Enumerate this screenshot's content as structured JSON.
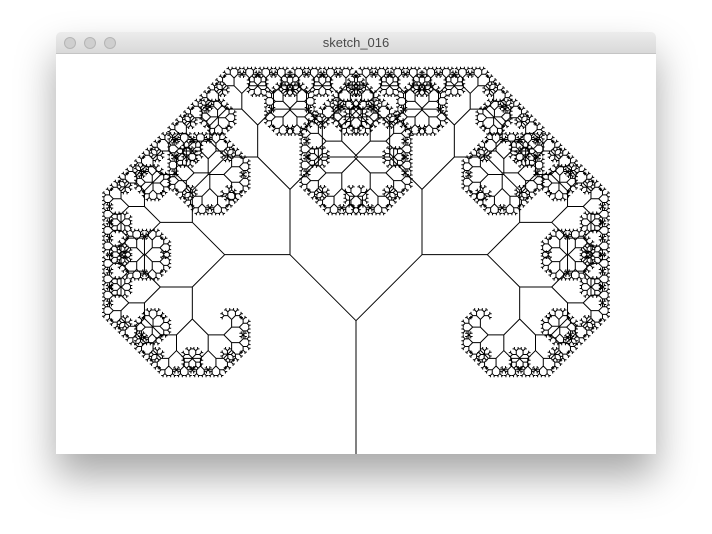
{
  "window": {
    "title": "sketch_016"
  }
}
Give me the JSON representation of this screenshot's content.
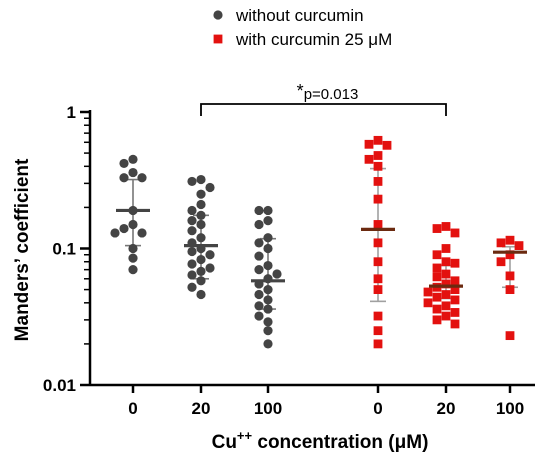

----------

Work to do → Copy the listing exactly. Any image in it stays out of the copy.

Solution →
Enumerate this screenshot's content as structured JSON.
{
  "window": {
    "title": "sketch_016"
  }
}
Give me the JSON representation of this screenshot's content.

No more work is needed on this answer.